___ Supplied material ___

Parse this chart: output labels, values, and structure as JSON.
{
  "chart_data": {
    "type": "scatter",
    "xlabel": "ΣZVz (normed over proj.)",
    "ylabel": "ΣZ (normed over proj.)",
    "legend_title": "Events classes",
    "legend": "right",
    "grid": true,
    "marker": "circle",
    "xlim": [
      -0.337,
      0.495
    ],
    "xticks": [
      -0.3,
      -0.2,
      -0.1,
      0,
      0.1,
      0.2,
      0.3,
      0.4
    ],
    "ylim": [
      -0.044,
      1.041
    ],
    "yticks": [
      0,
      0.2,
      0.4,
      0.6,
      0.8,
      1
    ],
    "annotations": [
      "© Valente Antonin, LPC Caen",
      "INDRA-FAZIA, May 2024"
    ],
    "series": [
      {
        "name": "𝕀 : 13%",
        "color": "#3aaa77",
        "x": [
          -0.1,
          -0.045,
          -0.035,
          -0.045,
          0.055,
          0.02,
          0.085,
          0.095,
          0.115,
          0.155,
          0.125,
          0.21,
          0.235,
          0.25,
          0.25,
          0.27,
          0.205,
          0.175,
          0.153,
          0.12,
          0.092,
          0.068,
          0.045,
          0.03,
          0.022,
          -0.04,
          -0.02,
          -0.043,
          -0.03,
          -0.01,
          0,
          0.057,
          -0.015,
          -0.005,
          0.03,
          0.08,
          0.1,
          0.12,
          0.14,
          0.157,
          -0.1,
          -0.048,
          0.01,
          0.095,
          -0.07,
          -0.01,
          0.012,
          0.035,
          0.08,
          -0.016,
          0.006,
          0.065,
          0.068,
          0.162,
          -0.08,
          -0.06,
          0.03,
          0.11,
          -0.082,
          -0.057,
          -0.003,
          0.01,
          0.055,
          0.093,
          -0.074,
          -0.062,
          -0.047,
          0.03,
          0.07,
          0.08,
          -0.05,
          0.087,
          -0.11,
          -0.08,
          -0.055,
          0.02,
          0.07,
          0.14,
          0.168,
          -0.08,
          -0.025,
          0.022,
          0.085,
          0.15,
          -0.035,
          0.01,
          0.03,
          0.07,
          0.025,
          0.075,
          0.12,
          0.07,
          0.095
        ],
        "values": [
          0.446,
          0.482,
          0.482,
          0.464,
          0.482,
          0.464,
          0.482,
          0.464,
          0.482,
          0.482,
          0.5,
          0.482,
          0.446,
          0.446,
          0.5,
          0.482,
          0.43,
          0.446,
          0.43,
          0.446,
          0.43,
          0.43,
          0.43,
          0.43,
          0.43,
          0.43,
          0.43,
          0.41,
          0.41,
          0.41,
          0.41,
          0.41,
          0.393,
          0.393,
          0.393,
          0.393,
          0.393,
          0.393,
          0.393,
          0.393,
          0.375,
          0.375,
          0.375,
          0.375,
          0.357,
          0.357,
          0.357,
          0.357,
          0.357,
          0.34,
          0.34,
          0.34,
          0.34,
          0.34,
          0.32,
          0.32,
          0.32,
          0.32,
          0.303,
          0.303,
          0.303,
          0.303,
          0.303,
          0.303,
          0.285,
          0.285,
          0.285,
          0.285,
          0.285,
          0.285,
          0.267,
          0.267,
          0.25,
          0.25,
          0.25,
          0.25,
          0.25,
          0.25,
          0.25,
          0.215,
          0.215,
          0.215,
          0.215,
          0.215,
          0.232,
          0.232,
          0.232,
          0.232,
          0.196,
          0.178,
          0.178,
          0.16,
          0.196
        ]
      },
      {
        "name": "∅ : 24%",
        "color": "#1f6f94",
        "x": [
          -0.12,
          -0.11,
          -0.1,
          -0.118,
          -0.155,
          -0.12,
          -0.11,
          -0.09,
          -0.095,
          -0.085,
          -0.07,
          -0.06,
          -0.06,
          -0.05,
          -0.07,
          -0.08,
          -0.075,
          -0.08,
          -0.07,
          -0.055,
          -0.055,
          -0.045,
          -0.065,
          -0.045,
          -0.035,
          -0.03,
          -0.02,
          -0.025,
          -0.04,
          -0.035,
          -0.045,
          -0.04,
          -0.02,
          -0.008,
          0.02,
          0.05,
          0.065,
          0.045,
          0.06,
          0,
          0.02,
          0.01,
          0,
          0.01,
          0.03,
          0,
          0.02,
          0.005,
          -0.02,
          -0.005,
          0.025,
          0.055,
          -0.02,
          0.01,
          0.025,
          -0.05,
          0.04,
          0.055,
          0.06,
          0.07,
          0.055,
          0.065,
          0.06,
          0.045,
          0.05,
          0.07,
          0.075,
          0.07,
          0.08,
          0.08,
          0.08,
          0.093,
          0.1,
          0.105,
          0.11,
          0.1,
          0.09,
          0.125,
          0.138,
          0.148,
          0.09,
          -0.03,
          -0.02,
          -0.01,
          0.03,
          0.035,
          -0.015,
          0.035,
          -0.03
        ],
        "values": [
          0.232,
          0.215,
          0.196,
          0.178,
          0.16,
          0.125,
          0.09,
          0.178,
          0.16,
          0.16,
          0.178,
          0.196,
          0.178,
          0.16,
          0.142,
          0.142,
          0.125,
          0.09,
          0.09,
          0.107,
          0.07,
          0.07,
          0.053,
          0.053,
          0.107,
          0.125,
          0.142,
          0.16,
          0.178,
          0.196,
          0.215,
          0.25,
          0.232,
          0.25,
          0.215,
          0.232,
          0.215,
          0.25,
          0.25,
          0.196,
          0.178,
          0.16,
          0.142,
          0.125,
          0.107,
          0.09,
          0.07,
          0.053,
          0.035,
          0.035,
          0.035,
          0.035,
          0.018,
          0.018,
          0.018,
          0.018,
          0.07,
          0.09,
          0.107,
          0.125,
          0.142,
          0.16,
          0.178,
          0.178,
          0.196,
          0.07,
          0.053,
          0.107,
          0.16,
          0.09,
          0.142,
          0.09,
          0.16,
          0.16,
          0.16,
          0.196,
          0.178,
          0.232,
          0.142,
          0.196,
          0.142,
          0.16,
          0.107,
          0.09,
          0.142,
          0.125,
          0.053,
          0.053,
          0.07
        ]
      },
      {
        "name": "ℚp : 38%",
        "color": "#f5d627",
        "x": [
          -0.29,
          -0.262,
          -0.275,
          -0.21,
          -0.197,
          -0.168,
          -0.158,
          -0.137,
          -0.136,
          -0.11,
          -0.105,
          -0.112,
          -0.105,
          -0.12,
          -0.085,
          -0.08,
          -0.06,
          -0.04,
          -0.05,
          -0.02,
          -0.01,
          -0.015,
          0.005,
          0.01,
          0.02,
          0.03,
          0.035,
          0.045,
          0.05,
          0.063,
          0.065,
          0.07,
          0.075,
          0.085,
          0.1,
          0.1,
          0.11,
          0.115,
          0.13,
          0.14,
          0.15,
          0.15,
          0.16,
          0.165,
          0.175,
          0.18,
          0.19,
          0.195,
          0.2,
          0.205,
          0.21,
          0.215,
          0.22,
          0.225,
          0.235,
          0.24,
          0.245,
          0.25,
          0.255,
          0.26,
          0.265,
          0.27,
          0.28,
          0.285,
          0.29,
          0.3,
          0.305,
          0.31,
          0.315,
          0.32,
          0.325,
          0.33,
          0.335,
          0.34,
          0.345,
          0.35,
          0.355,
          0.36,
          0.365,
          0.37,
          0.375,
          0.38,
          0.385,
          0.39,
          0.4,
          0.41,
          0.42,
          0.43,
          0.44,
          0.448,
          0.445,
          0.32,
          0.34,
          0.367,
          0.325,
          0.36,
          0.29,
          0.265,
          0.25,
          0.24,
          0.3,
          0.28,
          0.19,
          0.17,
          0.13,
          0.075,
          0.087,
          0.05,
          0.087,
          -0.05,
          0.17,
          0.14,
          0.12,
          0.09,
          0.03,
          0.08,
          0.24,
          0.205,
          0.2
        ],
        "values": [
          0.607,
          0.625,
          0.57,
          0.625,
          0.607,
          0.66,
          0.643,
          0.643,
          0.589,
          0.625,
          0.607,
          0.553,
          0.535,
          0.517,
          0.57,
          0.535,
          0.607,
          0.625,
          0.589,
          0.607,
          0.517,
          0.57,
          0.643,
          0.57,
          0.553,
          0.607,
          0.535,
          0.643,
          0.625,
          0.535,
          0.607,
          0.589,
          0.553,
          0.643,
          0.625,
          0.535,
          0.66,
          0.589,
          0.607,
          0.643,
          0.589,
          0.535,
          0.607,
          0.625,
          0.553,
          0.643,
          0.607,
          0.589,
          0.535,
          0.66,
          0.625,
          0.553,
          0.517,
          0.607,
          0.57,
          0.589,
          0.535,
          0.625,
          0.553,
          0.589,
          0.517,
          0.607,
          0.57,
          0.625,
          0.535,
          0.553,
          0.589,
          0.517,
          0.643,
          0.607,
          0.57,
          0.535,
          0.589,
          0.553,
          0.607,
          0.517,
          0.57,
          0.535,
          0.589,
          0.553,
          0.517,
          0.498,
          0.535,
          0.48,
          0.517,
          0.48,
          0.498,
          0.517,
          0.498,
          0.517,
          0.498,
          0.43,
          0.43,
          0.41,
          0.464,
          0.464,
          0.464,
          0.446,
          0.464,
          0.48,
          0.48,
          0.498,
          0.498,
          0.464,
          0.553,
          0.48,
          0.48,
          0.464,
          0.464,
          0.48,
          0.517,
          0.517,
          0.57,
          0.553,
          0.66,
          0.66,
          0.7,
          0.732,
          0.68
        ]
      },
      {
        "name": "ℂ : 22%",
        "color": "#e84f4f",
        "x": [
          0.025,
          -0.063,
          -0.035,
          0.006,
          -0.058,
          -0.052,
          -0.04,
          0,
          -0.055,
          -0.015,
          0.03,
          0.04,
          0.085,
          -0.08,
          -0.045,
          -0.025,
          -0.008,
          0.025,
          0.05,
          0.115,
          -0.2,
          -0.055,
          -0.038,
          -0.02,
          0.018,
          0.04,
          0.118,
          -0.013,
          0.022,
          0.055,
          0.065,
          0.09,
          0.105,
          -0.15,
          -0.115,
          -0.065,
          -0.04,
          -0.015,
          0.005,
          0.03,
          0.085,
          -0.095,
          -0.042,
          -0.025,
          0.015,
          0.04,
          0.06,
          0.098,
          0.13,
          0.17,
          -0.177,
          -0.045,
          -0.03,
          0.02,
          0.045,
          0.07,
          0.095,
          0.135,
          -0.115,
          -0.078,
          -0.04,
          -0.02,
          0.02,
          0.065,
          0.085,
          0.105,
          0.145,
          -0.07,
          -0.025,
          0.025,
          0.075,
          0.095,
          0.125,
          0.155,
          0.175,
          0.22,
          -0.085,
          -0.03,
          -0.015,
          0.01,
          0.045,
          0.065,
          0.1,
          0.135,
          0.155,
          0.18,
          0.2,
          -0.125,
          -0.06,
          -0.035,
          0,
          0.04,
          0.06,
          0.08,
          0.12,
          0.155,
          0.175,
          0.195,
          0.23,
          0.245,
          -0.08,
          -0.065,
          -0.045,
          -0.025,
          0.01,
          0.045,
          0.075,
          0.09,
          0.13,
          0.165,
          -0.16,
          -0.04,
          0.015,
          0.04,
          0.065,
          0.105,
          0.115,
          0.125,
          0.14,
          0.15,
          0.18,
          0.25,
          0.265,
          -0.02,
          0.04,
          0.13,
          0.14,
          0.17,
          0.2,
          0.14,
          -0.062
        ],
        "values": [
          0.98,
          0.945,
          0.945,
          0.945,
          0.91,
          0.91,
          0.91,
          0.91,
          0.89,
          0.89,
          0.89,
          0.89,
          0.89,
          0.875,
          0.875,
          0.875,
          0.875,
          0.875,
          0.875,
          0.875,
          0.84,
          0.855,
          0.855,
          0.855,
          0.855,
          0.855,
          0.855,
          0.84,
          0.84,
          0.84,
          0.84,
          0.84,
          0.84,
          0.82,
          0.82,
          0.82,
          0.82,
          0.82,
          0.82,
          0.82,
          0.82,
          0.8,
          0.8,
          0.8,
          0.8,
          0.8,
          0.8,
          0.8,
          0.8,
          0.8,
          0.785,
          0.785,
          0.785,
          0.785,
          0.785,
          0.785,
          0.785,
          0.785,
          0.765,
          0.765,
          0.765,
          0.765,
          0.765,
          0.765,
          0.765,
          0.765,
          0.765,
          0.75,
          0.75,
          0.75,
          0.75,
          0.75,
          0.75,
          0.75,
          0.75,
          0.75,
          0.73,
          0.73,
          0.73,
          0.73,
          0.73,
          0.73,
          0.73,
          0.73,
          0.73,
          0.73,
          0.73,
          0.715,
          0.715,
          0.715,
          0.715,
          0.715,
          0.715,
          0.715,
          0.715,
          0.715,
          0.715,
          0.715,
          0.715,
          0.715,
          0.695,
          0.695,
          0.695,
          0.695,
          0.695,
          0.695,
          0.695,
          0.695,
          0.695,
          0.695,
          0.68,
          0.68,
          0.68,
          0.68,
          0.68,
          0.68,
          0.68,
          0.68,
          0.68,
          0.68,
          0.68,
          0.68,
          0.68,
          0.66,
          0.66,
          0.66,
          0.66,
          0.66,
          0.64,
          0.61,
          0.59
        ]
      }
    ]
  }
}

___

§ **Requirements**
Copy out each line of the entries that holds "over".

§ **Response**
    "xlabel": "ΣZVz (normed over proj.)",
    "ylabel": "ΣZ (normed over proj.)",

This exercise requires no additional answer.